(Dataset entries)
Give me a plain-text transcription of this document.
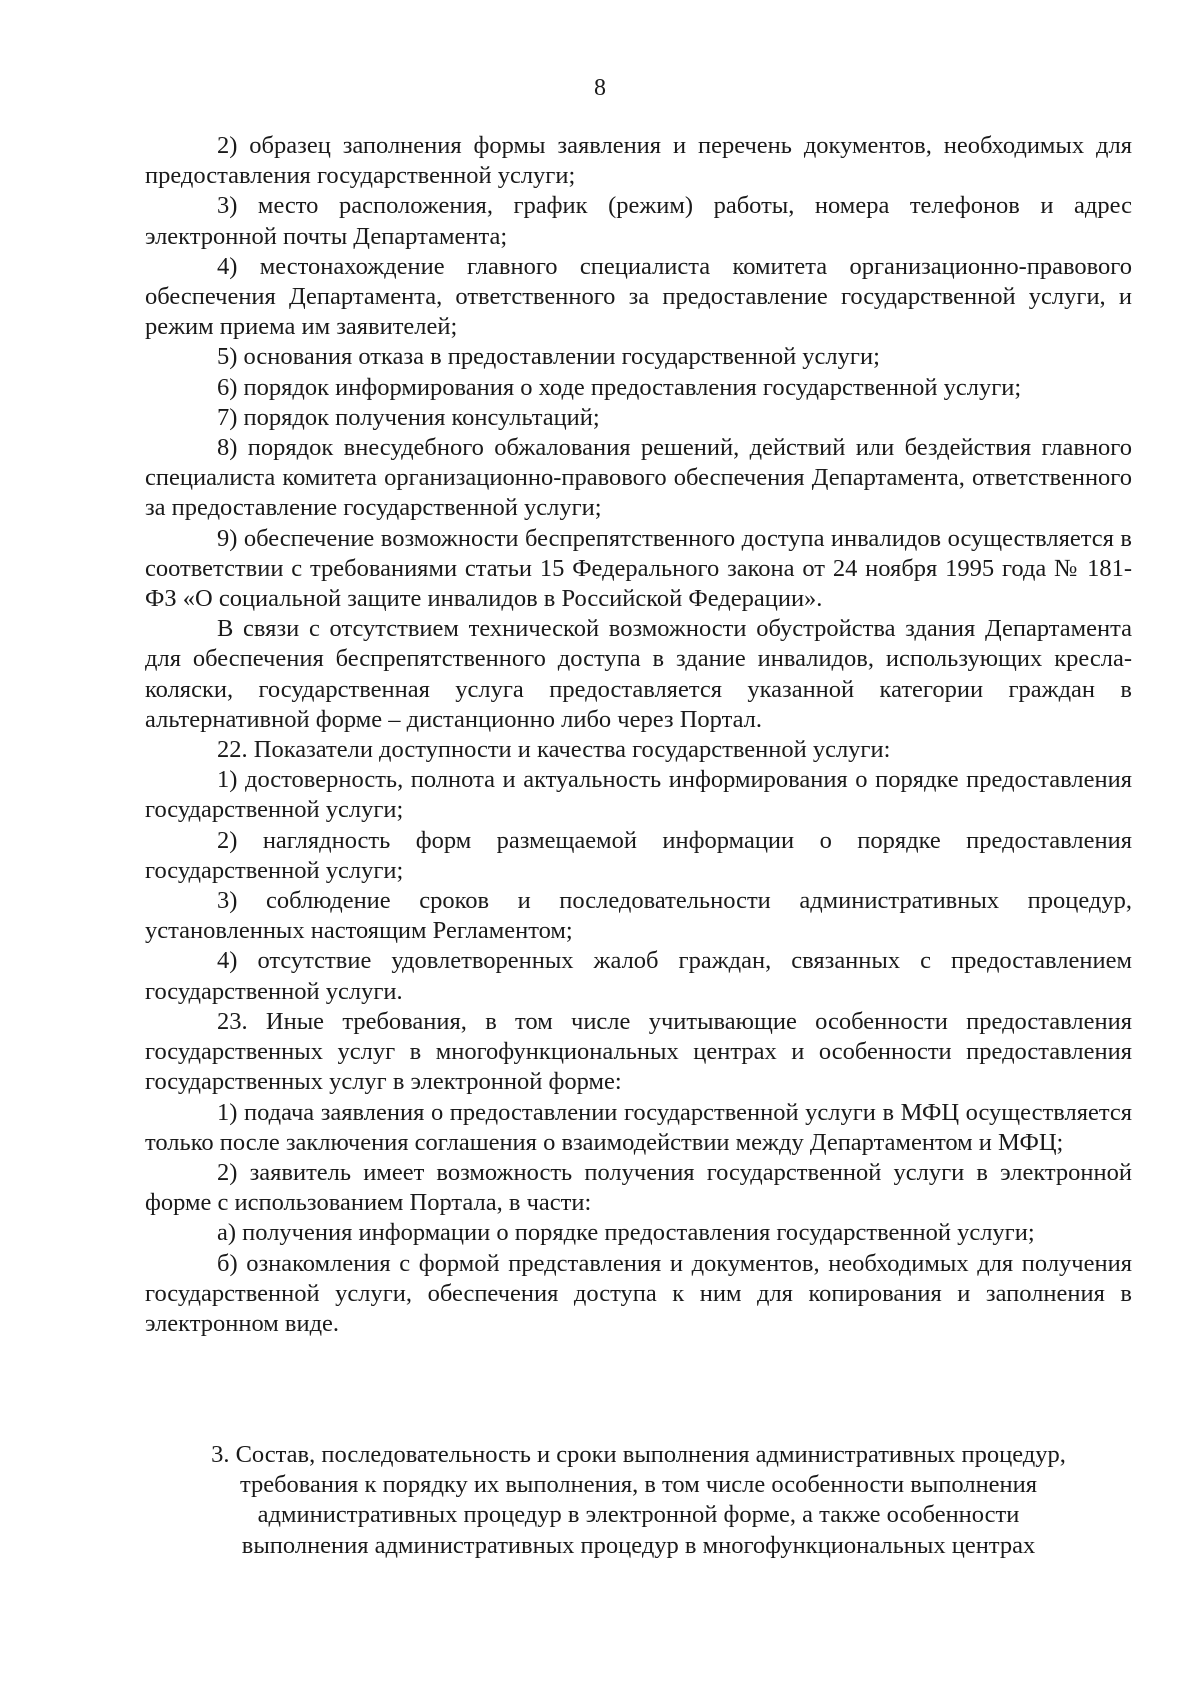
8

2) образец заполнения формы заявления и перечень документов, необходимых для предоставления государственной услуги;

3) место расположения, график (режим) работы, номера телефонов и адрес электронной почты Департамента;

4) местонахождение главного специалиста комитета организационно-правового обеспечения Департамента, ответственного за предоставление государственной услуги, и режим приема им заявителей;

5) основания отказа в предоставлении государственной услуги;

6) порядок информирования о ходе предоставления государственной услуги;

7) порядок получения консультаций;

8) порядок внесудебного обжалования решений, действий или бездействия главного специалиста комитета организационно-правового обеспечения Департамента, ответственного за предоставление государственной услуги;

9) обеспечение возможности беспрепятственного доступа инвалидов осуществляется в соответствии с требованиями статьи 15 Федерального закона от 24 ноября 1995 года № 181-ФЗ «О социальной защите инвалидов в Российской Федерации».

В связи с отсутствием технической возможности обустройства здания Департамента для обеспечения беспрепятственного доступа в здание инвалидов, использующих кресла-коляски, государственная услуга предоставляется указанной категории граждан в альтернативной форме – дистанционно либо через Портал.

22. Показатели доступности и качества государственной услуги:

1) достоверность, полнота и актуальность информирования о порядке предоставления государственной услуги;

2) наглядность форм размещаемой информации о порядке предоставления государственной услуги;

3) соблюдение сроков и последовательности административных процедур, установленных настоящим Регламентом;

4) отсутствие удовлетворенных жалоб граждан, связанных с предоставлением государственной услуги.

23. Иные требования, в том числе учитывающие особенности предоставления государственных услуг в многофункциональных центрах и особенности предоставления государственных услуг в электронной форме:

1) подача заявления о предоставлении государственной услуги в МФЦ осуществляется только после заключения соглашения о взаимодействии между Департаментом и МФЦ;

2) заявитель имеет возможность получения государственной услуги в электронной форме с использованием Портала, в части:

а) получения информации о порядке предоставления государственной услуги;

б) ознакомления с формой представления и документов, необходимых для получения государственной услуги, обеспечения доступа к ним для копирования и заполнения в электронном виде.

3. Состав, последовательность и сроки выполнения административных процедур,
требования к порядку их выполнения, в том числе особенности выполнения
административных процедур в электронной форме, а также особенности
выполнения административных процедур в многофункциональных центрах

Work instructions: With the pictures omitted, reproduce the records in full and exactly.

Expected output:
Give me a plain-text transcription of this document.
8

2) образец заполнения формы заявления и перечень документов, необходимых для предоставления государственной услуги;

3) место расположения, график (режим) работы, номера телефонов и адрес электронной почты Департамента;

4) местонахождение главного специалиста комитета организационно-правового обеспечения Департамента, ответственного за предоставление государственной услуги, и режим приема им заявителей;

5) основания отказа в предоставлении государственной услуги;

6) порядок информирования о ходе предоставления государственной услуги;

7) порядок получения консультаций;

8) порядок внесудебного обжалования решений, действий или бездействия главного специалиста комитета организационно-правового обеспечения Департамента, ответственного за предоставление государственной услуги;

9) обеспечение возможности беспрепятственного доступа инвалидов осуществляется в соответствии с требованиями статьи 15 Федерального закона от 24 ноября 1995 года № 181-ФЗ «О социальной защите инвалидов в Российской Федерации».

В связи с отсутствием технической возможности обустройства здания Департамента для обеспечения беспрепятственного доступа в здание инвалидов, использующих кресла-коляски, государственная услуга предоставляется указанной категории граждан в альтернативной форме – дистанционно либо через Портал.

22. Показатели доступности и качества государственной услуги:

1) достоверность, полнота и актуальность информирования о порядке предоставления государственной услуги;

2) наглядность форм размещаемой информации о порядке предоставления государственной услуги;

3) соблюдение сроков и последовательности административных процедур, установленных настоящим Регламентом;

4) отсутствие удовлетворенных жалоб граждан, связанных с предоставлением государственной услуги.

23. Иные требования, в том числе учитывающие особенности предоставления государственных услуг в многофункциональных центрах и особенности предоставления государственных услуг в электронной форме:

1) подача заявления о предоставлении государственной услуги в МФЦ осуществляется только после заключения соглашения о взаимодействии между Департаментом и МФЦ;

2) заявитель имеет возможность получения государственной услуги в электронной форме с использованием Портала, в части:

а) получения информации о порядке предоставления государственной услуги;

б) ознакомления с формой представления и документов, необходимых для получения государственной услуги, обеспечения доступа к ним для копирования и заполнения в электронном виде.

3. Состав, последовательность и сроки выполнения административных процедур,
требования к порядку их выполнения, в том числе особенности выполнения
административных процедур в электронной форме, а также особенности
выполнения административных процедур в многофункциональных центрах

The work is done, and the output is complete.